Material:
— BEGIN —
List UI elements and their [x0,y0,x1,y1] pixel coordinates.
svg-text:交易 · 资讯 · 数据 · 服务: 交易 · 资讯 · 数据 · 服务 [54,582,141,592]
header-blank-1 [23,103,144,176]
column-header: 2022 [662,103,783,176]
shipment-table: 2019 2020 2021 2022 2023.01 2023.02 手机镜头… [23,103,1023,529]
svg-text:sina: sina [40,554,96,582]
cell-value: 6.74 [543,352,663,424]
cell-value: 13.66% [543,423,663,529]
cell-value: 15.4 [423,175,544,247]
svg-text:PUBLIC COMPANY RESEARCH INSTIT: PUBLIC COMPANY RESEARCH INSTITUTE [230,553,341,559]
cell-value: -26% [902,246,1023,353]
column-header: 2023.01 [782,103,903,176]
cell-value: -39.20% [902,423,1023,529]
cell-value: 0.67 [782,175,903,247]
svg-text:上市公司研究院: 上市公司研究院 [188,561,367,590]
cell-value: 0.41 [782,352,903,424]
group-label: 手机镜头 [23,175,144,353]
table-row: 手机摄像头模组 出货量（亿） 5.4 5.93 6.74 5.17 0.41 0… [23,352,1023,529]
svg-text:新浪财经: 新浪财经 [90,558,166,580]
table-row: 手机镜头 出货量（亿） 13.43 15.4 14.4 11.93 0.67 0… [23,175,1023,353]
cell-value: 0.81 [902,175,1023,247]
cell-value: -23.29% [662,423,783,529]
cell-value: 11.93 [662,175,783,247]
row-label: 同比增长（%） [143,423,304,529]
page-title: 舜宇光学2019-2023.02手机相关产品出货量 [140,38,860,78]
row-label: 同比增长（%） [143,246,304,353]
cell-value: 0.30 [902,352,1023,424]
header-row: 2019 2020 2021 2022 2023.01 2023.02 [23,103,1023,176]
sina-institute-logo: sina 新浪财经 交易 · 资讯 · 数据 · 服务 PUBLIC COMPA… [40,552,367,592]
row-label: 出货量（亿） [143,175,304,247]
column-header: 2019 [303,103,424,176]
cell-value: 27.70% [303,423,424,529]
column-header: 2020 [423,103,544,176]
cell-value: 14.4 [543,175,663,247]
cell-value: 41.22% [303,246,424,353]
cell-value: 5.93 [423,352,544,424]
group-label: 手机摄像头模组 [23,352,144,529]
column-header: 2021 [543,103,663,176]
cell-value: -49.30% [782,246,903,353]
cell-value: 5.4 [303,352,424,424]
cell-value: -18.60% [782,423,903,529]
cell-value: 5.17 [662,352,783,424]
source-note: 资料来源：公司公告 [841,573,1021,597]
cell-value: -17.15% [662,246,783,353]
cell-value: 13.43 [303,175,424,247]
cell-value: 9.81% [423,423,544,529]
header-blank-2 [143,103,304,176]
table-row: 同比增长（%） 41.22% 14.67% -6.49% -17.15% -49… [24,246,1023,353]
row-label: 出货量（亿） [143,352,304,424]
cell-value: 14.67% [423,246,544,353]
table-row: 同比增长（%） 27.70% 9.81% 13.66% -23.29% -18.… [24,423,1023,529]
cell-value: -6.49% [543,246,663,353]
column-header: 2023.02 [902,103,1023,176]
— END —
Work instructions: Rewrite the listing, changing every "row-label" to "row-heading" and leaving everything else as it is.

Exercise solution:
List UI elements and their [x0,y0,x1,y1] pixel coordinates.
svg-text:交易 · 资讯 · 数据 · 服务: 交易 · 资讯 · 数据 · 服务 [54,582,141,592]
header-blank-1 [23,103,144,176]
column-header: 2022 [662,103,783,176]
shipment-table: 2019 2020 2021 2022 2023.01 2023.02 手机镜头… [23,103,1023,529]
svg-text:sina: sina [40,554,96,582]
cell-value: 6.74 [543,352,663,424]
cell-value: 13.66% [543,423,663,529]
cell-value: 15.4 [423,175,544,247]
svg-text:PUBLIC COMPANY RESEARCH INSTIT: PUBLIC COMPANY RESEARCH INSTITUTE [230,553,341,559]
cell-value: -26% [902,246,1023,353]
column-header: 2023.01 [782,103,903,176]
cell-value: -39.20% [902,423,1023,529]
cell-value: 0.67 [782,175,903,247]
svg-text:上市公司研究院: 上市公司研究院 [188,561,367,590]
cell-value: 0.41 [782,352,903,424]
group-label: 手机镜头 [23,175,144,353]
table-row: 手机摄像头模组 出货量（亿） 5.4 5.93 6.74 5.17 0.41 0… [23,352,1023,529]
svg-text:新浪财经: 新浪财经 [90,558,166,580]
table-row: 手机镜头 出货量（亿） 13.43 15.4 14.4 11.93 0.67 0… [23,175,1023,353]
cell-value: 0.81 [902,175,1023,247]
cell-value: -23.29% [662,423,783,529]
cell-value: 11.93 [662,175,783,247]
row-heading: 同比增长（%） [143,423,304,529]
page-title: 舜宇光学2019-2023.02手机相关产品出货量 [140,38,860,78]
row-heading: 同比增长（%） [143,246,304,353]
cell-value: 0.30 [902,352,1023,424]
header-row: 2019 2020 2021 2022 2023.01 2023.02 [23,103,1023,176]
sina-institute-logo: sina 新浪财经 交易 · 资讯 · 数据 · 服务 PUBLIC COMPA… [40,552,367,592]
row-heading: 出货量（亿） [143,175,304,247]
column-header: 2019 [303,103,424,176]
cell-value: 27.70% [303,423,424,529]
column-header: 2020 [423,103,544,176]
cell-value: 14.4 [543,175,663,247]
cell-value: 41.22% [303,246,424,353]
cell-value: 5.93 [423,352,544,424]
group-label: 手机摄像头模组 [23,352,144,529]
column-header: 2021 [543,103,663,176]
cell-value: -49.30% [782,246,903,353]
cell-value: 5.4 [303,352,424,424]
cell-value: -18.60% [782,423,903,529]
cell-value: 5.17 [662,352,783,424]
source-note: 资料来源：公司公告 [841,573,1021,597]
cell-value: -17.15% [662,246,783,353]
cell-value: 13.43 [303,175,424,247]
cell-value: 9.81% [423,423,544,529]
header-blank-2 [143,103,304,176]
table-row: 同比增长（%） 41.22% 14.67% -6.49% -17.15% -49… [24,246,1023,353]
row-heading: 出货量（亿） [143,352,304,424]
cell-value: 14.67% [423,246,544,353]
table-row: 同比增长（%） 27.70% 9.81% 13.66% -23.29% -18.… [24,423,1023,529]
cell-value: -6.49% [543,246,663,353]
column-header: 2023.02 [902,103,1023,176]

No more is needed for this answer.